>> begin Material provided

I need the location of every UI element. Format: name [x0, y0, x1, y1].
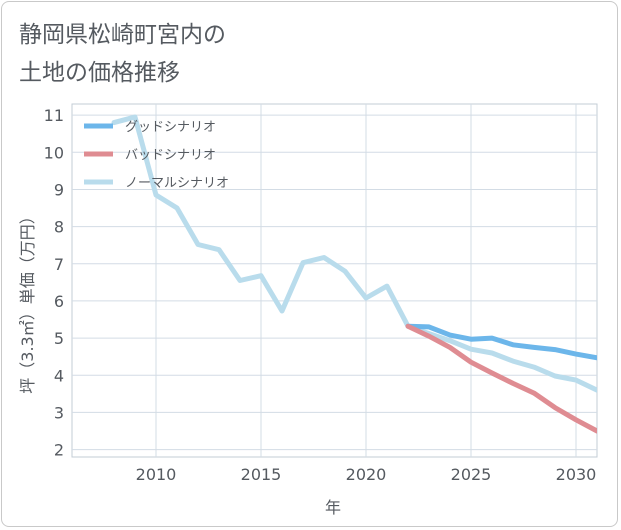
x-tick-label: 2020	[346, 465, 387, 484]
x-axis-label: 年	[325, 498, 341, 517]
chart-title: 静岡県松崎町宮内の 土地の価格推移	[19, 22, 226, 86]
y-tick-label: 11	[44, 106, 64, 125]
y-tick-label: 5	[54, 329, 64, 348]
y-tick-label: 9	[54, 180, 64, 199]
series-lines	[111, 114, 597, 434]
y-tick-label: 6	[54, 292, 64, 311]
series-line	[111, 114, 597, 393]
x-tick-label: 2030	[556, 465, 597, 484]
legend-label: バッドシナリオ	[125, 148, 216, 163]
x-axis-ticks: 2010 2015 2020 2025 2030	[136, 465, 597, 484]
plot-frame	[71, 103, 598, 458]
grid-lines	[71, 103, 598, 458]
x-tick-label: 2025	[451, 465, 492, 484]
y-axis-ticks: 2 3 4 5 6 7 8 9 10 11	[44, 106, 64, 459]
y-tick-label: 8	[54, 218, 64, 237]
series-line	[405, 323, 597, 361]
legend-label: ノーマルシナリオ	[125, 176, 229, 191]
y-tick-label: 3	[54, 403, 64, 422]
x-tick-label: 2010	[136, 465, 177, 484]
y-tick-label: 2	[54, 441, 64, 460]
y-tick-label: 10	[44, 143, 64, 162]
series-line	[405, 323, 597, 434]
y-axis-label: 坪（3.3㎡）単価（万円）	[18, 208, 37, 393]
y-tick-label: 4	[54, 366, 64, 385]
x-tick-label: 2015	[241, 465, 282, 484]
legend-label: グッドシナリオ	[125, 120, 216, 135]
y-tick-label: 7	[54, 255, 64, 274]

>> end Material provided

Exercise instructions: Reproduce every line of the entries above verbatim, leaving out the pictures.

Solution:
I need the location of every UI element. Format: name [x0, y0, x1, y1].
x-tick-label: 2020	[346, 465, 387, 484]
x-axis-label: 年	[325, 498, 341, 517]
chart-title: 静岡県松崎町宮内の 土地の価格推移	[19, 22, 226, 86]
y-tick-label: 11	[44, 106, 64, 125]
y-tick-label: 5	[54, 329, 64, 348]
y-tick-label: 9	[54, 180, 64, 199]
series-lines	[111, 114, 597, 434]
y-tick-label: 6	[54, 292, 64, 311]
series-line	[111, 114, 597, 393]
x-tick-label: 2030	[556, 465, 597, 484]
legend-label: バッドシナリオ	[125, 148, 216, 163]
x-axis-ticks: 2010 2015 2020 2025 2030	[136, 465, 597, 484]
plot-frame	[71, 103, 598, 458]
grid-lines	[71, 103, 598, 458]
x-tick-label: 2025	[451, 465, 492, 484]
y-axis-ticks: 2 3 4 5 6 7 8 9 10 11	[44, 106, 64, 459]
y-tick-label: 8	[54, 218, 64, 237]
series-line	[405, 323, 597, 361]
legend-label: ノーマルシナリオ	[125, 176, 229, 191]
y-tick-label: 3	[54, 403, 64, 422]
x-tick-label: 2010	[136, 465, 177, 484]
y-tick-label: 2	[54, 441, 64, 460]
y-tick-label: 10	[44, 143, 64, 162]
series-line	[405, 323, 597, 434]
y-axis-label: 坪（3.3㎡）単価（万円）	[18, 208, 37, 393]
y-tick-label: 4	[54, 366, 64, 385]
x-tick-label: 2015	[241, 465, 282, 484]
legend-label: グッドシナリオ	[125, 120, 216, 135]
y-tick-label: 7	[54, 255, 64, 274]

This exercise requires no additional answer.